◆ WHAT YOU WILL DO ◆
Copy out all lines of the records in which the word "title" appears.

Records from a collection of figures:

┌────────

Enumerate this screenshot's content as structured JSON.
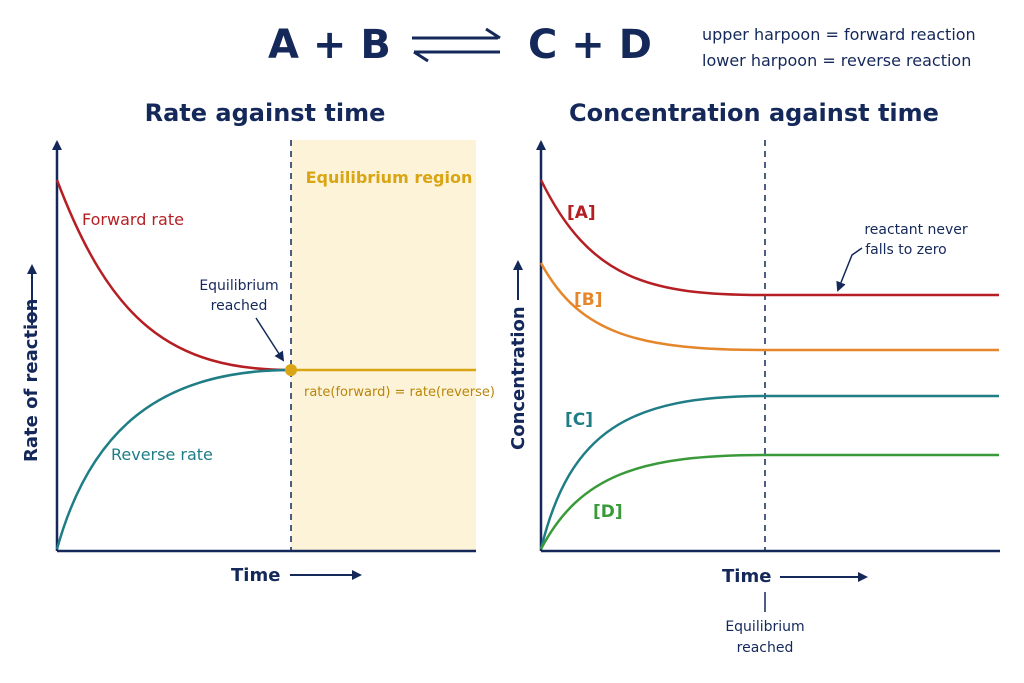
{
  "equation": {
    "left": "A + B",
    "right": "C + D",
    "note1": "upper harpoon = forward reaction",
    "note2": "lower harpoon = reverse reaction"
  },
  "rate_chart": {
    "title": "Rate against time",
    "xlabel": "Time",
    "ylabel": "Rate of reaction",
    "forward_label": "Forward rate",
    "reverse_label": "Reverse rate",
    "region_label": "Equilibrium region",
    "eq_line1": "Equilibrium",
    "eq_line2": "reached",
    "equality_label": "rate(forward) = rate(reverse)"
  },
  "conc_chart": {
    "title": "Concentration against time",
    "xlabel": "Time",
    "ylabel": "Concentration",
    "a_label": "[A]",
    "b_label": "[B]",
    "c_label": "[C]",
    "d_label": "[D]",
    "note_line1": "reactant never",
    "note_line2": "falls to zero",
    "eq_line1": "Equilibrium",
    "eq_line2": "reached"
  },
  "colors": {
    "navy": "#14285a",
    "forward": "#b51f24",
    "reverse": "#1f7d86",
    "equilibrium": "#d9a514",
    "region_fill": "#fdf3d8",
    "A": "#b51f24",
    "B": "#e5862a",
    "C": "#1f7d86",
    "D": "#3a9a3a"
  }
}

└────────

◆ OUTPUT FOR THIS TASK ◆
    "title": "Rate against time",
    "title": "Concentration against time",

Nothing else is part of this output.